▶ _Task description_
Go through the listing beneath this task and return every line that carries the string "What".

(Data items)
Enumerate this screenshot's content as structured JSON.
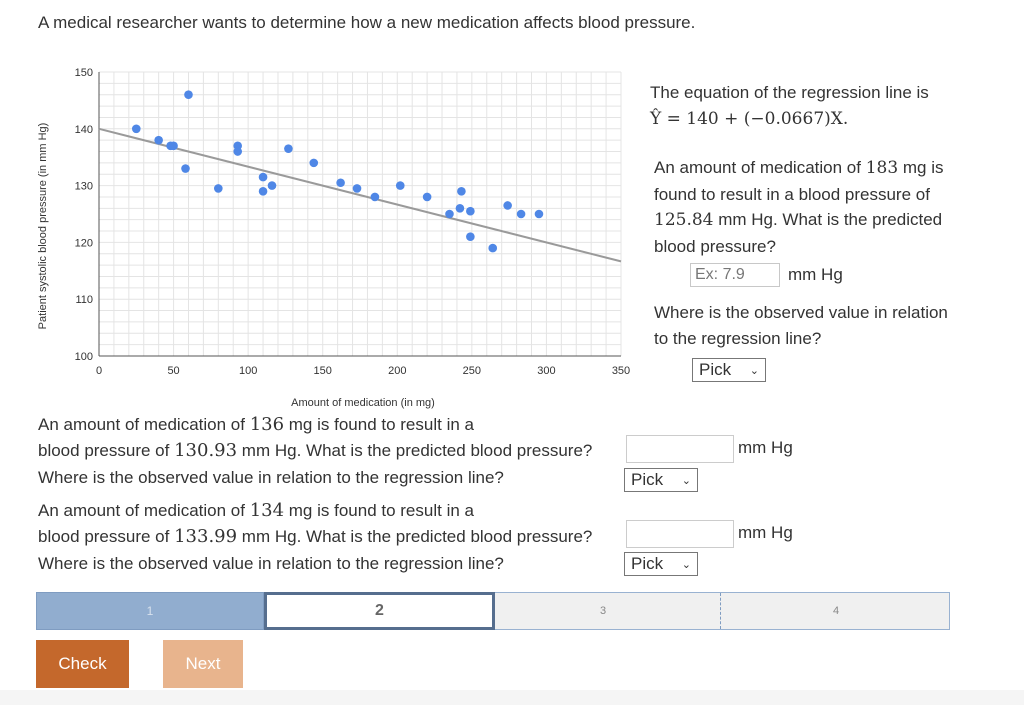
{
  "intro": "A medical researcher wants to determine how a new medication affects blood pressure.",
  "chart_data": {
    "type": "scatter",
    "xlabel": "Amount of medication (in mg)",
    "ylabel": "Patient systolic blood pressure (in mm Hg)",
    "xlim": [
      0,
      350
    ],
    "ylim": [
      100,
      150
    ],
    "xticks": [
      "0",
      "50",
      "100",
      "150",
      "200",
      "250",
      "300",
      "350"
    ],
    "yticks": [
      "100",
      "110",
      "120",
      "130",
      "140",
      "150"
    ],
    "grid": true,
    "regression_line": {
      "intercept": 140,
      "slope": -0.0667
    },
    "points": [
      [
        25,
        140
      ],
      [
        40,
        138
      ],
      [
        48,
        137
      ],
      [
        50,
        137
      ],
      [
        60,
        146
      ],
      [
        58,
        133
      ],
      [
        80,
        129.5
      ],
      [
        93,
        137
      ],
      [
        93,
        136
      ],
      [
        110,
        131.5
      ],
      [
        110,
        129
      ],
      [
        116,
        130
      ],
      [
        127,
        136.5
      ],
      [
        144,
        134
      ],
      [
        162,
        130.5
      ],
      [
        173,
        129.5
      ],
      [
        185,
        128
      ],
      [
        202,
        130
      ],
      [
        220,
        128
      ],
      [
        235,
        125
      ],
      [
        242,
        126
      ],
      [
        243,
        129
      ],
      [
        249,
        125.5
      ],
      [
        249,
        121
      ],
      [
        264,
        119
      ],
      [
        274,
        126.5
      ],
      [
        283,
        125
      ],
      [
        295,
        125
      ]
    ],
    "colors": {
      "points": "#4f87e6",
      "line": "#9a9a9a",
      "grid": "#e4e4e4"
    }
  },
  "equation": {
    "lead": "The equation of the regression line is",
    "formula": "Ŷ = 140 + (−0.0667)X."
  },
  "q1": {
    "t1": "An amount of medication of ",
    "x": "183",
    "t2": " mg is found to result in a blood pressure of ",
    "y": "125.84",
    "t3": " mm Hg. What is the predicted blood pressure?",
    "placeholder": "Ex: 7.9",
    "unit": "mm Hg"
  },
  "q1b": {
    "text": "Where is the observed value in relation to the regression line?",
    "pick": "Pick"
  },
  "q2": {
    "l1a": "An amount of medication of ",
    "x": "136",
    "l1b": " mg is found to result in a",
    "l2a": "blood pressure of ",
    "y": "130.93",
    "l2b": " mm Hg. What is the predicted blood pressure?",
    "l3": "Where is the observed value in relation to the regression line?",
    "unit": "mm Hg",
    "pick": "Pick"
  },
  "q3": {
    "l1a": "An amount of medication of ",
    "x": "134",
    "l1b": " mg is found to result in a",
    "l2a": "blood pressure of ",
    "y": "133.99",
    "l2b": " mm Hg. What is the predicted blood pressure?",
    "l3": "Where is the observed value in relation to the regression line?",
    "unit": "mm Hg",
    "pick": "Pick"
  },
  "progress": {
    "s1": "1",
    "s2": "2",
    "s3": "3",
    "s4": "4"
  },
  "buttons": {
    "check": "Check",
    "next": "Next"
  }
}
--
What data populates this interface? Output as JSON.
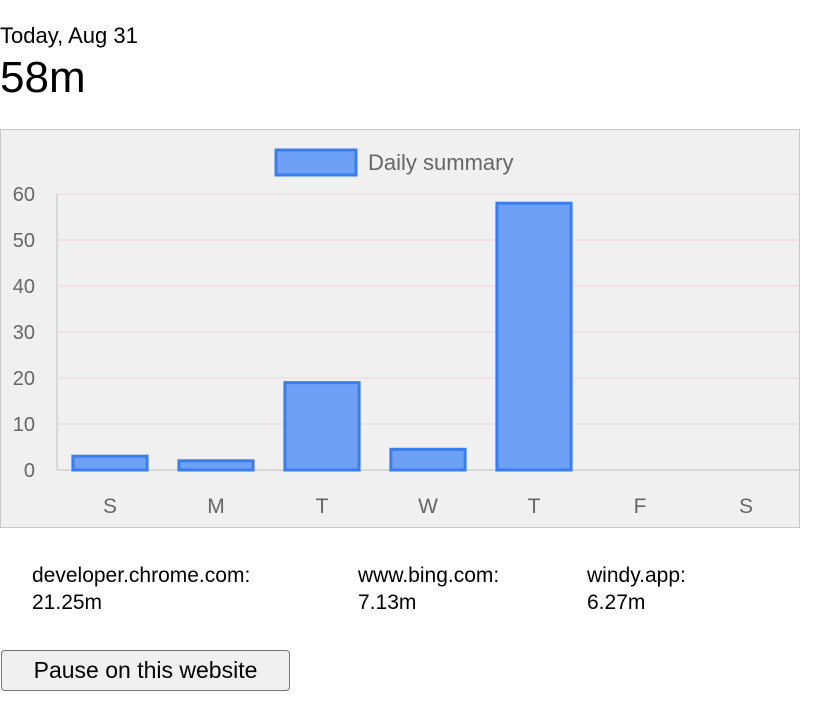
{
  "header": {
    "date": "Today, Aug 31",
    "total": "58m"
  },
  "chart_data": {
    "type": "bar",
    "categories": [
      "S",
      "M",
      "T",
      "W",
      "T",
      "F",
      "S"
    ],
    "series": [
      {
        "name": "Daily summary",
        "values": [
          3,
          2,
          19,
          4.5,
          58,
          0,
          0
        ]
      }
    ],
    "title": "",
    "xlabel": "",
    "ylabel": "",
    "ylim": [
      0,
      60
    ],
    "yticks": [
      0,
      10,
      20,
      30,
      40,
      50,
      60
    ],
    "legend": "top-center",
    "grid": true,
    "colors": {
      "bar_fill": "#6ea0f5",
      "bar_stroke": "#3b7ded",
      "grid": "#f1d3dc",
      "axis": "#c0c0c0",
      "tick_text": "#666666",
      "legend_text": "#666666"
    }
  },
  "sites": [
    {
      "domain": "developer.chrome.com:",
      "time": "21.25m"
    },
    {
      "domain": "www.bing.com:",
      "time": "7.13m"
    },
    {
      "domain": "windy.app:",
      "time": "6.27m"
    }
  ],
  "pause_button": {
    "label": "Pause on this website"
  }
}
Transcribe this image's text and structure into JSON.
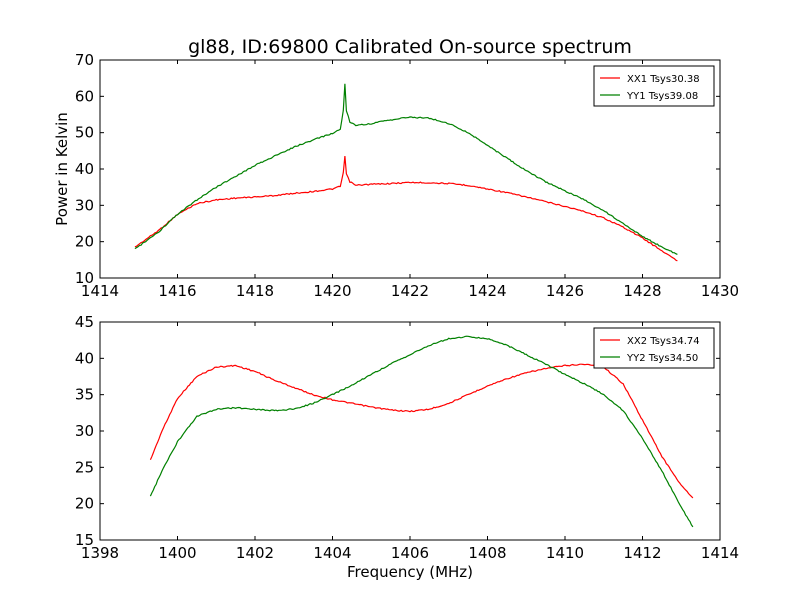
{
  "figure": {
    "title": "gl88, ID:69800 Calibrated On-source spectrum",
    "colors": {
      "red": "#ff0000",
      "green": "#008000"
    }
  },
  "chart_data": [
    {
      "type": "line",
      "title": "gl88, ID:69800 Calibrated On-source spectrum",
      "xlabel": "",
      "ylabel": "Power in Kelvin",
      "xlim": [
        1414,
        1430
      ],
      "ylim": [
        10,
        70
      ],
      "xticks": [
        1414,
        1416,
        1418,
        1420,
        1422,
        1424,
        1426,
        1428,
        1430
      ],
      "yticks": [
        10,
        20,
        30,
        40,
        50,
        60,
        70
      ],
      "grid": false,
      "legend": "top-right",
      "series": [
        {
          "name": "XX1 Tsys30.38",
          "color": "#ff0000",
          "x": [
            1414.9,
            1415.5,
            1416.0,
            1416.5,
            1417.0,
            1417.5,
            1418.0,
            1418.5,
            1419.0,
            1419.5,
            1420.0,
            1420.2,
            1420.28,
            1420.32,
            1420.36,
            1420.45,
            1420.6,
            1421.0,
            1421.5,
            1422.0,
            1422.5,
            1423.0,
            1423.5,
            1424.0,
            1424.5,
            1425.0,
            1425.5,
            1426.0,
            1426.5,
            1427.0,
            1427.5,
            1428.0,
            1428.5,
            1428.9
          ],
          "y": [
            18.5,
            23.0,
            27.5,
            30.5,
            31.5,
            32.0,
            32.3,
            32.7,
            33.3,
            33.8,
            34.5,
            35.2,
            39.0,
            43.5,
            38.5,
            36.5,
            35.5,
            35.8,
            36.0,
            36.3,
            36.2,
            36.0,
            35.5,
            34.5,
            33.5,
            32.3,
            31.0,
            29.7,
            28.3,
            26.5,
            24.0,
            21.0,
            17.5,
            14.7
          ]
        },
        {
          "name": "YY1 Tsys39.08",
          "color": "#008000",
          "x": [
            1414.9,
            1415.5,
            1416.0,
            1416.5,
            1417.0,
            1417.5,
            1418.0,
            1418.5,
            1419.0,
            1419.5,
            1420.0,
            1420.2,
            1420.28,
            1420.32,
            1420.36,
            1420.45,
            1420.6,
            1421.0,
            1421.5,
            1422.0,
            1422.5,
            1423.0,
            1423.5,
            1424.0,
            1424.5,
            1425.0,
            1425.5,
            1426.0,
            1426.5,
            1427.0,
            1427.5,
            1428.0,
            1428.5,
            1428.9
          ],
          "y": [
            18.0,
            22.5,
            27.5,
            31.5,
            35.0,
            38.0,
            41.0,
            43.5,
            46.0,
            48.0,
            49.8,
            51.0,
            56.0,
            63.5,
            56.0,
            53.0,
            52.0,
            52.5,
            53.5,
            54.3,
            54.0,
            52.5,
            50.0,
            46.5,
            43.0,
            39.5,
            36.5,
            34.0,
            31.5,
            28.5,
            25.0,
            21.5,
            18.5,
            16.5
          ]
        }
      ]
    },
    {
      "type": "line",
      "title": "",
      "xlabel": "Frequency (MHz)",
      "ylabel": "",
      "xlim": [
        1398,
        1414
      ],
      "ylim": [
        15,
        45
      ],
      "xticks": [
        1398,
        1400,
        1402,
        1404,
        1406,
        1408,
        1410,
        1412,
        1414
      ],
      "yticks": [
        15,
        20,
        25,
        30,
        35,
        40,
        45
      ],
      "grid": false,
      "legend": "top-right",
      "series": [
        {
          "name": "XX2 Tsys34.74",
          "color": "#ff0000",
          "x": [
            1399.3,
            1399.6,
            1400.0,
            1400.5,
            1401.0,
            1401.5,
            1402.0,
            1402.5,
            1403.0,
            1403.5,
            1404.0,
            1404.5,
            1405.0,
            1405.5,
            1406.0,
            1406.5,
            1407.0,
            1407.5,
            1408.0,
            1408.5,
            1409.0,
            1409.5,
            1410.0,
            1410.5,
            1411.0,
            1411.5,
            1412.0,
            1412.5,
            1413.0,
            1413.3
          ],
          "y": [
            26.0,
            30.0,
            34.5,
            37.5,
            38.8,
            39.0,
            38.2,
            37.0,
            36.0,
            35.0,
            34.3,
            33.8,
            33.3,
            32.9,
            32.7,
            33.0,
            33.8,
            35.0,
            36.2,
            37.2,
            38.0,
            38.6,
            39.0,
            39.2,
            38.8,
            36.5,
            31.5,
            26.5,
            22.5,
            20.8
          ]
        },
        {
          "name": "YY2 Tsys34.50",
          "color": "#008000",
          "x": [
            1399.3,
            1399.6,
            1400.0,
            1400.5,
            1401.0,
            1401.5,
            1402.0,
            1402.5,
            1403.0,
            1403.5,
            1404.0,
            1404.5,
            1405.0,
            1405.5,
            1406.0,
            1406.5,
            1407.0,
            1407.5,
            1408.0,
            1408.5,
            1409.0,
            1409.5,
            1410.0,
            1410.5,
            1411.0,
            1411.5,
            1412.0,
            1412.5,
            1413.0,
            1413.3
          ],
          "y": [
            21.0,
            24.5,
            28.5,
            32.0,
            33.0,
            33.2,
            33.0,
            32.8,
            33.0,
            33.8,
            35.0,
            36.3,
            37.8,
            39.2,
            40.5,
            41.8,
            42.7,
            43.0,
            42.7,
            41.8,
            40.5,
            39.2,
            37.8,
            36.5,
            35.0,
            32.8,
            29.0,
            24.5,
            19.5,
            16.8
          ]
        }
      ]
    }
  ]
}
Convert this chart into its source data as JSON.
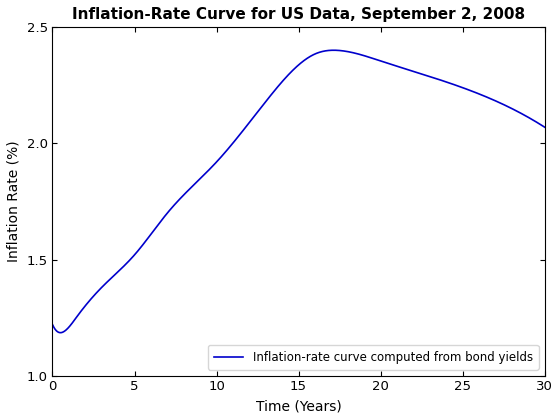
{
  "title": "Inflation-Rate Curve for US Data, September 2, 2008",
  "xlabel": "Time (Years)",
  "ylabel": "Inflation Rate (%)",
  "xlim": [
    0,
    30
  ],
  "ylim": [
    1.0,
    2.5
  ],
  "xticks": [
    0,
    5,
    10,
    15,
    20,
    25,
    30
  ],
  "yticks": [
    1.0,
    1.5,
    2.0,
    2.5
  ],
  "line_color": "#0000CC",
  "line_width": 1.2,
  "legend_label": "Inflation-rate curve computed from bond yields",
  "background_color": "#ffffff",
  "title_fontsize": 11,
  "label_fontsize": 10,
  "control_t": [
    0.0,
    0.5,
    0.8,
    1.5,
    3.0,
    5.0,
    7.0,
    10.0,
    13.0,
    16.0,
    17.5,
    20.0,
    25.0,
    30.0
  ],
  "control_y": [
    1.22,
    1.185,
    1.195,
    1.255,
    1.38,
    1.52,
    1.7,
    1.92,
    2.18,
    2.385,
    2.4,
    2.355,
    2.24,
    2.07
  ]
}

▶ _Correct answer_
    "t3": " mm Hg. What is the predicted blood pressure?",
    "l2b": " mm Hg. What is the predicted blood pressure?",
    "l2b": " mm Hg. What is the predicted blood pressure?",
What data populates this interface? Output as JSON.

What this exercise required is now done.